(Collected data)
==*==
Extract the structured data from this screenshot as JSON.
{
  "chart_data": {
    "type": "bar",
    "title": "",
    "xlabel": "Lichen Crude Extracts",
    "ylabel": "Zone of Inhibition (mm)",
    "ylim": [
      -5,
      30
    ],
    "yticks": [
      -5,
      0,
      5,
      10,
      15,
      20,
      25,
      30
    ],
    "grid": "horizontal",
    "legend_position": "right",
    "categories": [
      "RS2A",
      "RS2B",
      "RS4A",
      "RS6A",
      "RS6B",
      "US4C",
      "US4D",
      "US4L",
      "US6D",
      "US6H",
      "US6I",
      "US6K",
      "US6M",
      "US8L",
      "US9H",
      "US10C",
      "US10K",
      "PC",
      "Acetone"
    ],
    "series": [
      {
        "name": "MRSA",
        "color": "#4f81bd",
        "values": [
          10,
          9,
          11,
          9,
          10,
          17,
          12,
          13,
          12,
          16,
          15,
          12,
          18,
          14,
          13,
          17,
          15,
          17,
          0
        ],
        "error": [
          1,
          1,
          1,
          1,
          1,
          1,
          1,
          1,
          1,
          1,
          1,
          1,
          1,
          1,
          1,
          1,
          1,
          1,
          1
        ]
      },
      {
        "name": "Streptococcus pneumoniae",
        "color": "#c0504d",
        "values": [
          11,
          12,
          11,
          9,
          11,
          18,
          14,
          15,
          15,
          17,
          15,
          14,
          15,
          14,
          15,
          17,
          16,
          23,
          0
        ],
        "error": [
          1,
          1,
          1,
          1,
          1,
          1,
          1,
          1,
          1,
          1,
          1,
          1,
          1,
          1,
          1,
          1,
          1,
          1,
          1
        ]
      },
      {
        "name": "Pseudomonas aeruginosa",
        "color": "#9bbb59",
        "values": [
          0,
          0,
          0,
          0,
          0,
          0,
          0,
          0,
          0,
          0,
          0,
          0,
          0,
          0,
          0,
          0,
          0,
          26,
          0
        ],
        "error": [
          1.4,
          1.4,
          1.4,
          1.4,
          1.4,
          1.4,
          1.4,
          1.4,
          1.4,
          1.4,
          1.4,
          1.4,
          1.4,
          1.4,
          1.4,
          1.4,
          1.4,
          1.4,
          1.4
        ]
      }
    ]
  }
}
==*==
JOB
Filter the listing above for the string "color" and copy every matching line.

OUTPUT OF THE EXERCISE
        "color": "#4f81bd",
        "color": "#c0504d",
        "color": "#9bbb59",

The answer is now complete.